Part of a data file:
[BEGIN]

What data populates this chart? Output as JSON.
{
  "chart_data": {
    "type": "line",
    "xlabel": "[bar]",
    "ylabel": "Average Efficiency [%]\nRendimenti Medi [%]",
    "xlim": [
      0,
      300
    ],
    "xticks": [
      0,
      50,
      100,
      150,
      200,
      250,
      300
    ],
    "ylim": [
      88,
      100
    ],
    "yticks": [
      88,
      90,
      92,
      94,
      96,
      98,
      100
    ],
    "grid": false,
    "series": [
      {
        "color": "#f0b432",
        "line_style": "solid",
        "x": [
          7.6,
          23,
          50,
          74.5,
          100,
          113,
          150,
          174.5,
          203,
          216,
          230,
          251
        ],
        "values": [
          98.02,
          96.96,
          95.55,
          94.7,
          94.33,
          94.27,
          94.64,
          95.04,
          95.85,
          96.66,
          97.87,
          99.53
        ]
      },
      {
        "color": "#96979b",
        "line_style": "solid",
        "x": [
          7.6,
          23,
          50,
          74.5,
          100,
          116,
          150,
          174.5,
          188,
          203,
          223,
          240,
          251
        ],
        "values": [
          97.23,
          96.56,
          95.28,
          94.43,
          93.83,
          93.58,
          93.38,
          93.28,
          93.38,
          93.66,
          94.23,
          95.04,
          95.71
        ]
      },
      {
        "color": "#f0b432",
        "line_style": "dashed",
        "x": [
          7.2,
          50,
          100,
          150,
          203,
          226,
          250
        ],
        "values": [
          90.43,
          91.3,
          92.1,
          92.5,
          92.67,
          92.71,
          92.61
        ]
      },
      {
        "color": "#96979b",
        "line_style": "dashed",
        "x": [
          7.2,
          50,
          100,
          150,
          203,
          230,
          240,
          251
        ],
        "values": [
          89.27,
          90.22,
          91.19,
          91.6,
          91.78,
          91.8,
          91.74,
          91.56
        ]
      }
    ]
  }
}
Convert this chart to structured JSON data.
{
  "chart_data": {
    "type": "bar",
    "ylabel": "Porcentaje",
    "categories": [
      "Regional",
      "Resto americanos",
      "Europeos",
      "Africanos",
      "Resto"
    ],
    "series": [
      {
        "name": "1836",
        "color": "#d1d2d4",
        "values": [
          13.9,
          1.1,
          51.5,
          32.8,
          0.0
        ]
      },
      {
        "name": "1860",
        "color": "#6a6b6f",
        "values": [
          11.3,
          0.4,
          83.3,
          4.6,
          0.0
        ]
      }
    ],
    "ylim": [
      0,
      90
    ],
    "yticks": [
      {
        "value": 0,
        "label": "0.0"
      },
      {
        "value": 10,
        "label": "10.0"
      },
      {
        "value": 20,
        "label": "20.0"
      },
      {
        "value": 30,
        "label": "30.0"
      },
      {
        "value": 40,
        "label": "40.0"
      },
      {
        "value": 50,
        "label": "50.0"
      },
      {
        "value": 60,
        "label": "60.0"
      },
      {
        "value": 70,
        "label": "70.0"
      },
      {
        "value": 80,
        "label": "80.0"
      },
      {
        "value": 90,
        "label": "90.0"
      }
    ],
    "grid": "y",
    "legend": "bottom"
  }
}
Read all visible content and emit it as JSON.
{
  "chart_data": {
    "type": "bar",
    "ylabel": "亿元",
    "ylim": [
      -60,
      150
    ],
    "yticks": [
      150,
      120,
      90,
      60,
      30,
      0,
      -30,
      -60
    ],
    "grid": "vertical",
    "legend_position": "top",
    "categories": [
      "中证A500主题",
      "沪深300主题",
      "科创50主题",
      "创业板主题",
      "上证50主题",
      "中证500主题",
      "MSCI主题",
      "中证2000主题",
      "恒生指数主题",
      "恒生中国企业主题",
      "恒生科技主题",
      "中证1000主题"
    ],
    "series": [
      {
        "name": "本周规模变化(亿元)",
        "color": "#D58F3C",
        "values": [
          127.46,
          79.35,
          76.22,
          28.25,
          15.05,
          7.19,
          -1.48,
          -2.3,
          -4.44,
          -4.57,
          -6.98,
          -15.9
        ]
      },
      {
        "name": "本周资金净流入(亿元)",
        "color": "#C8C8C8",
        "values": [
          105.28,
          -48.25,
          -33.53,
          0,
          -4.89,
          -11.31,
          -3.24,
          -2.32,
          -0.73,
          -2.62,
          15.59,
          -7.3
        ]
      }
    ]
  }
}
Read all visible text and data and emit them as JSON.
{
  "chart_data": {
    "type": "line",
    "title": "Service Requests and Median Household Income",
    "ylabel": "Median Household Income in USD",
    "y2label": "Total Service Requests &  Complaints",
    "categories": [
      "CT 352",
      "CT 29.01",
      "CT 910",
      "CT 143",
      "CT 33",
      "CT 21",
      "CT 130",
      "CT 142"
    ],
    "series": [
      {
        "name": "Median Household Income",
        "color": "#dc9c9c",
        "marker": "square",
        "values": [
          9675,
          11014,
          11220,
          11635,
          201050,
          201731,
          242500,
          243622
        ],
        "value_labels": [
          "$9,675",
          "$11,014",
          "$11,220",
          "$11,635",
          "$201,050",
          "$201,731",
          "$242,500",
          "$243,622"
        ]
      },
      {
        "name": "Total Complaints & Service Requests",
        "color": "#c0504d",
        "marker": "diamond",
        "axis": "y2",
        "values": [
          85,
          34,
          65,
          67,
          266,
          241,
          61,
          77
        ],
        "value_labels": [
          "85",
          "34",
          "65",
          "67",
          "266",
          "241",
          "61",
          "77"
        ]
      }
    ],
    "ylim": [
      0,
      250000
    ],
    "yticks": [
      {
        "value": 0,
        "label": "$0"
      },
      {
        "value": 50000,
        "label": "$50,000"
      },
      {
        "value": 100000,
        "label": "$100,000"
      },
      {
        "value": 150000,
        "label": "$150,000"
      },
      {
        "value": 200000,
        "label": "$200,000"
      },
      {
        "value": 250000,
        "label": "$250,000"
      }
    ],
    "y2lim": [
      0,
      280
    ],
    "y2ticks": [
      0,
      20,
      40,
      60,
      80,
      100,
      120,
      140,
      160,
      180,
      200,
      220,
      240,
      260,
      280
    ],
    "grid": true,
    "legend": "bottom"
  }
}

[END]

(Exercise directions): Which lines in the data above contain "visible"? Show each one.

(Output for this task):
Read all visible content and emit it as JSON.
Read all visible text and data and emit them as JSON.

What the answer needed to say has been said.